YOUR OBJECTIVE: Copy each line in which the string "extrémités" occurs.

****************

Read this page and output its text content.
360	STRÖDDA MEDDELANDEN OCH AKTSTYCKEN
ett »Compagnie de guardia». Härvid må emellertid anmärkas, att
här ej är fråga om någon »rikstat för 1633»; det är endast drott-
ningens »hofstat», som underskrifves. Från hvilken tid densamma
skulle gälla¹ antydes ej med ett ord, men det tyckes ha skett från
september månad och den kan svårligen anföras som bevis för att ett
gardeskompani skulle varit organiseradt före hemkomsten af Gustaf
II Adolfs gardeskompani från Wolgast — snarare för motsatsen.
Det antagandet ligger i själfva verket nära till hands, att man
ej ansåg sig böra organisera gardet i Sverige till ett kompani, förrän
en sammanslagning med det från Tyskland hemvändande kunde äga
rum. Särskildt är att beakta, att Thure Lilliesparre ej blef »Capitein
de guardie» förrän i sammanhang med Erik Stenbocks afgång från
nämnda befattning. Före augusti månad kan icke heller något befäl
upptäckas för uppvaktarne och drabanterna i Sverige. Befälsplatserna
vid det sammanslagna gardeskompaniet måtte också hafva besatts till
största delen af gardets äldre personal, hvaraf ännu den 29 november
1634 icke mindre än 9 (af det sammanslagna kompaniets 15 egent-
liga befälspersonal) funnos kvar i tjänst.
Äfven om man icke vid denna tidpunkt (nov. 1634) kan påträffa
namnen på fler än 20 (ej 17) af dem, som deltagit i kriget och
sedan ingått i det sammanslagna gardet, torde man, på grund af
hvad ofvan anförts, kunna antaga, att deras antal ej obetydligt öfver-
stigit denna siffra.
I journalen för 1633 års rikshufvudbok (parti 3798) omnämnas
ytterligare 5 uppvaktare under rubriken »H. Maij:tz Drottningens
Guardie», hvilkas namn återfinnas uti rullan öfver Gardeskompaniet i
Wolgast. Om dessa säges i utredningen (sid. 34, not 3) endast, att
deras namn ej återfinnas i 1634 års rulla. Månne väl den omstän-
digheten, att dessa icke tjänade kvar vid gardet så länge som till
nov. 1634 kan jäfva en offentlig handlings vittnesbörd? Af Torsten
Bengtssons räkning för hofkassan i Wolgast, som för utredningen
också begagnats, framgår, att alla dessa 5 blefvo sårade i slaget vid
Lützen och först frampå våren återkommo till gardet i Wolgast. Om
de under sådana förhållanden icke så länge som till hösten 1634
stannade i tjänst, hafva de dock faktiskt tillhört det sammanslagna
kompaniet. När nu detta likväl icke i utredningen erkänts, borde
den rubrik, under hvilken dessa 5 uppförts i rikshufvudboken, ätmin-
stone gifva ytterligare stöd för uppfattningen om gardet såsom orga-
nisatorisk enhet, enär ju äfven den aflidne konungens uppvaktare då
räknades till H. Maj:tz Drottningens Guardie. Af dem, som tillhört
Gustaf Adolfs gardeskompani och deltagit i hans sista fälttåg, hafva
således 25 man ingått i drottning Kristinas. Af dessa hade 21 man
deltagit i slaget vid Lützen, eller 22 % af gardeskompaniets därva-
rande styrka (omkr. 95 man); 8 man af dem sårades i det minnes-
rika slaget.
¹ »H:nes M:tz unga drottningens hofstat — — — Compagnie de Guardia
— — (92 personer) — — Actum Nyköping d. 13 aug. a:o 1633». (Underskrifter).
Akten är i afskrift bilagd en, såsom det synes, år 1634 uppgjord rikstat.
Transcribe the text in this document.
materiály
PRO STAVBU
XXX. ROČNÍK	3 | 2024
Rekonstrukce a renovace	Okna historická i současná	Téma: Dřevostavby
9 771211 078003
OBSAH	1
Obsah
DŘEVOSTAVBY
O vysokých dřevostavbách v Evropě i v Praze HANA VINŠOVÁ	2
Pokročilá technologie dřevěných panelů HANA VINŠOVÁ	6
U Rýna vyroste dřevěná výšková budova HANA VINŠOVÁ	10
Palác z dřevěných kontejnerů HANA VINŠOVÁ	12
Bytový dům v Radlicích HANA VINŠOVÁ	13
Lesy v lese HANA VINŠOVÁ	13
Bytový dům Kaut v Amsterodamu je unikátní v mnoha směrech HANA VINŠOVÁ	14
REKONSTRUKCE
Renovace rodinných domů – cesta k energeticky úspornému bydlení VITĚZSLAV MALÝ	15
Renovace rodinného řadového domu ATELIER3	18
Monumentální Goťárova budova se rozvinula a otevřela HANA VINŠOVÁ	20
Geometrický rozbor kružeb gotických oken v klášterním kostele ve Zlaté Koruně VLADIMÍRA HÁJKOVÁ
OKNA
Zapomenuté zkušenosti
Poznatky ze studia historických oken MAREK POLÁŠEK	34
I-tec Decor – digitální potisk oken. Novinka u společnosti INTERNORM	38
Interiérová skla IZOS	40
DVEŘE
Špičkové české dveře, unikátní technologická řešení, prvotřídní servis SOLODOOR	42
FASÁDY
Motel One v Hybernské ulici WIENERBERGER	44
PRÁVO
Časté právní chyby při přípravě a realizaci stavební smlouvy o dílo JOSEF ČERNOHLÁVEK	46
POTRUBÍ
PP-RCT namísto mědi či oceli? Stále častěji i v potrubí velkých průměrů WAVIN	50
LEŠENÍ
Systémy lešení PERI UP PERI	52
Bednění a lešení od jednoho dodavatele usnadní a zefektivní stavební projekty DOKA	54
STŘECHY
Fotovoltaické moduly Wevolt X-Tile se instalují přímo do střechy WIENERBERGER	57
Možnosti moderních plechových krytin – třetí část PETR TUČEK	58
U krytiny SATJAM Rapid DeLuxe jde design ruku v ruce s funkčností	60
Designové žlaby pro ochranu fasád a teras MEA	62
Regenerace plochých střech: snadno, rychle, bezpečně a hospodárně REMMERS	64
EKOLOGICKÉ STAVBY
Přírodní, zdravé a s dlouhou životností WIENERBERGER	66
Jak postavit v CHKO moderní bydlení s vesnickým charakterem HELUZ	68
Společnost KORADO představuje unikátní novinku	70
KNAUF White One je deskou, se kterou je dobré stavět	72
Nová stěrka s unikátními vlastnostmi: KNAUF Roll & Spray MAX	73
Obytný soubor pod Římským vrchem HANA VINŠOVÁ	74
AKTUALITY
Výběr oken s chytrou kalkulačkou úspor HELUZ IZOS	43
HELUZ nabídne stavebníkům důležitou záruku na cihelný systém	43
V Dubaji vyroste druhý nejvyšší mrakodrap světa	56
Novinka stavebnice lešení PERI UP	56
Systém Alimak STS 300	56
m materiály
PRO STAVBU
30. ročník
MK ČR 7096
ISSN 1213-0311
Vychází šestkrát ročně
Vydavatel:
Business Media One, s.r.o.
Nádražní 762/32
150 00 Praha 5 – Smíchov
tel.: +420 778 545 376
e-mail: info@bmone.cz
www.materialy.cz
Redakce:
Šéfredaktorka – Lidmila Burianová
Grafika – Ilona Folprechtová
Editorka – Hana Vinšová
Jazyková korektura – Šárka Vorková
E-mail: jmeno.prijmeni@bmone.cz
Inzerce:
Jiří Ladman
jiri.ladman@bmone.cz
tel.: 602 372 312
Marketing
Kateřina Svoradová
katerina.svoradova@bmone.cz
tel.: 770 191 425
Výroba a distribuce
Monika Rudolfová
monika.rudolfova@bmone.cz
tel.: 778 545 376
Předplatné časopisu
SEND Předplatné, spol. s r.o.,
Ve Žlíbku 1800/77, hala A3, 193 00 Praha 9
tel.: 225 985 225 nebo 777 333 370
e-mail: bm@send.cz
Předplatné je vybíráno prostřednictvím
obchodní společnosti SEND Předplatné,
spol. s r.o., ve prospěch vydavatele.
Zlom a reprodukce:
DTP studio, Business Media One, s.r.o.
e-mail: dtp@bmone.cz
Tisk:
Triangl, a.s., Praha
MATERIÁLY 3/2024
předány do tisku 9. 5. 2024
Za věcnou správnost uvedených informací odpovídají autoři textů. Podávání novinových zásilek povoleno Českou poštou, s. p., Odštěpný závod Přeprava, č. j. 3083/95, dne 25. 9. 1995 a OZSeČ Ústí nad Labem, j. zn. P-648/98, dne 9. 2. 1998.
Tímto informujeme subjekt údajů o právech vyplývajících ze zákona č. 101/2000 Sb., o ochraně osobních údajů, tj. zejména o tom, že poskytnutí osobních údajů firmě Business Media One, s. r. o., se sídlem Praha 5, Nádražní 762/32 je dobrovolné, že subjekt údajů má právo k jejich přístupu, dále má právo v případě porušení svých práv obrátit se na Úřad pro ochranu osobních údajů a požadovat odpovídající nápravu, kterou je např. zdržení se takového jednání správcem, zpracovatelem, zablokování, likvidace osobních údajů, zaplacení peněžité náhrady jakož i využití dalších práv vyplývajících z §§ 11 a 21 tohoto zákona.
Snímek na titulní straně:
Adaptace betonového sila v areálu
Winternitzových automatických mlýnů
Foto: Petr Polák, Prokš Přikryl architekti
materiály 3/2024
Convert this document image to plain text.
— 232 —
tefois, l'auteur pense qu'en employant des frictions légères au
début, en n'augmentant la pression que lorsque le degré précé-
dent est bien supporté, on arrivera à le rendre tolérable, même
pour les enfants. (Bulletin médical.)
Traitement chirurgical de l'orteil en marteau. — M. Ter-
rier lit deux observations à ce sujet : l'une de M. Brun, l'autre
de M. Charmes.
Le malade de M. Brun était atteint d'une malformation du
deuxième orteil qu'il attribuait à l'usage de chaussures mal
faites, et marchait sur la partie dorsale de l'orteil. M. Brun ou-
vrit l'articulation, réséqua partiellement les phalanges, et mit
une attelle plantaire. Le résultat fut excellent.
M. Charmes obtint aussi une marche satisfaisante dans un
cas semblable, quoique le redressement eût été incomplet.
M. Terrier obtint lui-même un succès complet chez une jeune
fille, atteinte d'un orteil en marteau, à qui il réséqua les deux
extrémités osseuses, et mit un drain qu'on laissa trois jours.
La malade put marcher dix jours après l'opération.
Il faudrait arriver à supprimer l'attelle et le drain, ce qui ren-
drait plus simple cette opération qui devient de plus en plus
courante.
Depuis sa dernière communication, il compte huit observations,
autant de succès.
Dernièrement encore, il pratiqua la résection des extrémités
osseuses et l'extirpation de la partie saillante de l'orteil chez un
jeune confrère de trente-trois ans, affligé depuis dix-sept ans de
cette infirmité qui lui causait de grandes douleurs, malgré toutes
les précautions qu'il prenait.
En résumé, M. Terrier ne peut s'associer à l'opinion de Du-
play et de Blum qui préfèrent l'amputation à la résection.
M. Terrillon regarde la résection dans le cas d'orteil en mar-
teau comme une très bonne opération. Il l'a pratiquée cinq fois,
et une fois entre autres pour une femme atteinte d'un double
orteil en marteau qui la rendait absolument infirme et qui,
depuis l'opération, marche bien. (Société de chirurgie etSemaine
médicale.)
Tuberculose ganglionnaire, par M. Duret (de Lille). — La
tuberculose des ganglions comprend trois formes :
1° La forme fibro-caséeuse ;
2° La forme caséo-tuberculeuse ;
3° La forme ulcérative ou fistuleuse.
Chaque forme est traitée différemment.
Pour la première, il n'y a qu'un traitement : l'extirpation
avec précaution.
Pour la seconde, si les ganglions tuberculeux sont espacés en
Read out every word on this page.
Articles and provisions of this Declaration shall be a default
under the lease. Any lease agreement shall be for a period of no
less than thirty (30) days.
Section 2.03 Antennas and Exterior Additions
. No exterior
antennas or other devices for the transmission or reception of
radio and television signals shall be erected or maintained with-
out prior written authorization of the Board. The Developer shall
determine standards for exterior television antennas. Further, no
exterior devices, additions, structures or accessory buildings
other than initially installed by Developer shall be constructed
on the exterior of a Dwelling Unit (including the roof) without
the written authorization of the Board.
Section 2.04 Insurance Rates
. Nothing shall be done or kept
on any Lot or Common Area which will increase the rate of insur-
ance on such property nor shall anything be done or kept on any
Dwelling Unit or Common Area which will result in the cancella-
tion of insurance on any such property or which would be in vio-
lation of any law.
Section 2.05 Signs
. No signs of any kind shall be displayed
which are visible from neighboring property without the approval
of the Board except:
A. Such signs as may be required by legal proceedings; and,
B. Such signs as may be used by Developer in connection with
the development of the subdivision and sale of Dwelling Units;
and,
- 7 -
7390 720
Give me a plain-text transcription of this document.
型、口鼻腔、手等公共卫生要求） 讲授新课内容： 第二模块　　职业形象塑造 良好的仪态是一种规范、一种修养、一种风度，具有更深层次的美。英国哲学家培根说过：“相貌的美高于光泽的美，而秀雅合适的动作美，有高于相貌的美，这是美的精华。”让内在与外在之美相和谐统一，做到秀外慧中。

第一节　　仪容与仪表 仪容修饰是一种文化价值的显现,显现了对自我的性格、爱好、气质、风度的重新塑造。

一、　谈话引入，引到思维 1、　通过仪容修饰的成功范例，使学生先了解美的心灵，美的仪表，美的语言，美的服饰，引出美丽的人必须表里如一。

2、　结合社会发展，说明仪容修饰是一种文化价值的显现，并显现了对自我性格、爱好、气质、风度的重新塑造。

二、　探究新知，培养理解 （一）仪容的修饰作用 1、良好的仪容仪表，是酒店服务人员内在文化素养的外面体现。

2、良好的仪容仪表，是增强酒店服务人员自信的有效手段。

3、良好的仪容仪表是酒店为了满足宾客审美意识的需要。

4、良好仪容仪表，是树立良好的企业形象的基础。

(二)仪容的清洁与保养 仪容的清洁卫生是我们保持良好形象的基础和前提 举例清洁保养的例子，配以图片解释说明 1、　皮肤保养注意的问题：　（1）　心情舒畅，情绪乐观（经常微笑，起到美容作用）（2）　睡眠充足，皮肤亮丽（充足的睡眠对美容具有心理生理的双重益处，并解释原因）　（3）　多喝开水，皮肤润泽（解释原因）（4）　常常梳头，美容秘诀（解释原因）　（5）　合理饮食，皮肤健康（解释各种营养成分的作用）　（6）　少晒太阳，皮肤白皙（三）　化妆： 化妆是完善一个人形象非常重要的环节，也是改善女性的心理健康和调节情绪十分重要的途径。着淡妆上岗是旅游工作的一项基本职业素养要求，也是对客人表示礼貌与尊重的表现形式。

****************

FINISHED TASK:
extrémités osseuses, et mit un drain qu'on laissa trois jours.
Dernièrement encore, il pratiqua la résection des extrémités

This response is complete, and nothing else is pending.